Raw records –
** Start **
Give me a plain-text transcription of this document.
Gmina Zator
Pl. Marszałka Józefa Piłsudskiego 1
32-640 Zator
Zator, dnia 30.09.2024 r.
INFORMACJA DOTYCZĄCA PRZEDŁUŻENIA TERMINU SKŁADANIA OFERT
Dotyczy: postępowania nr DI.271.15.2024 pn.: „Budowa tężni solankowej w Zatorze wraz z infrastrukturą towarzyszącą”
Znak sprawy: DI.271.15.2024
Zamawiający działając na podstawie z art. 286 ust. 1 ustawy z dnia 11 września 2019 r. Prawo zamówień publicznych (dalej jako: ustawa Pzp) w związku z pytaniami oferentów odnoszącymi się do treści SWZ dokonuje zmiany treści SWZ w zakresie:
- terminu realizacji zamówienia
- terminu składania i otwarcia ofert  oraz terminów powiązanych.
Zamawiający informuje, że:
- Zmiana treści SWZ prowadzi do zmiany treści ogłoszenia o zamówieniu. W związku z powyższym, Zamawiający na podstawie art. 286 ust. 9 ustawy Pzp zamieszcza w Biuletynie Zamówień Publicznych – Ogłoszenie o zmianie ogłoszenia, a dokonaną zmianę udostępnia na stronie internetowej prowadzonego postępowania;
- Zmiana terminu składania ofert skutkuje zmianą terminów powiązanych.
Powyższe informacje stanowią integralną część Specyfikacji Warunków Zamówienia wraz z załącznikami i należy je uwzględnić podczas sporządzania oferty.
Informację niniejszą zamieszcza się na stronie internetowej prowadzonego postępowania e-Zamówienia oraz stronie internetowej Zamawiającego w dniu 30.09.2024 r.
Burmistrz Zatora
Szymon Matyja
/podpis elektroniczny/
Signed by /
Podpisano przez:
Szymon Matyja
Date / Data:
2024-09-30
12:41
** End **
Instructions for the task –
Quote all the records. Keep every word exact.

Exercise solution –
Give me a plain-text transcription of this document.
Gmina Zator
Pl. Marszałka Józefa Piłsudskiego 1
32-640 Zator
Zator, dnia 30.09.2024 r.
INFORMACJA DOTYCZĄCA PRZEDŁUŻENIA TERMINU SKŁADANIA OFERT
Dotyczy: postępowania nr DI.271.15.2024 pn.: „Budowa tężni solankowej w Zatorze wraz z infrastrukturą towarzyszącą”
Znak sprawy: DI.271.15.2024
Zamawiający działając na podstawie z art. 286 ust. 1 ustawy z dnia 11 września 2019 r. Prawo zamówień publicznych (dalej jako: ustawa Pzp) w związku z pytaniami oferentów odnoszącymi się do treści SWZ dokonuje zmiany treści SWZ w zakresie:
- terminu realizacji zamówienia
- terminu składania i otwarcia ofert  oraz terminów powiązanych.
Zamawiający informuje, że:
- Zmiana treści SWZ prowadzi do zmiany treści ogłoszenia o zamówieniu. W związku z powyższym, Zamawiający na podstawie art. 286 ust. 9 ustawy Pzp zamieszcza w Biuletynie Zamówień Publicznych – Ogłoszenie o zmianie ogłoszenia, a dokonaną zmianę udostępnia na stronie internetowej prowadzonego postępowania;
- Zmiana terminu składania ofert skutkuje zmianą terminów powiązanych.
Powyższe informacje stanowią integralną część Specyfikacji Warunków Zamówienia wraz z załącznikami i należy je uwzględnić podczas sporządzania oferty.
Informację niniejszą zamieszcza się na stronie internetowej prowadzonego postępowania e-Zamówienia oraz stronie internetowej Zamawiającego w dniu 30.09.2024 r.
Burmistrz Zatora
Szymon Matyja
/podpis elektroniczny/
Signed by /
Podpisano przez:
Szymon Matyja
Date / Data:
2024-09-30
12:41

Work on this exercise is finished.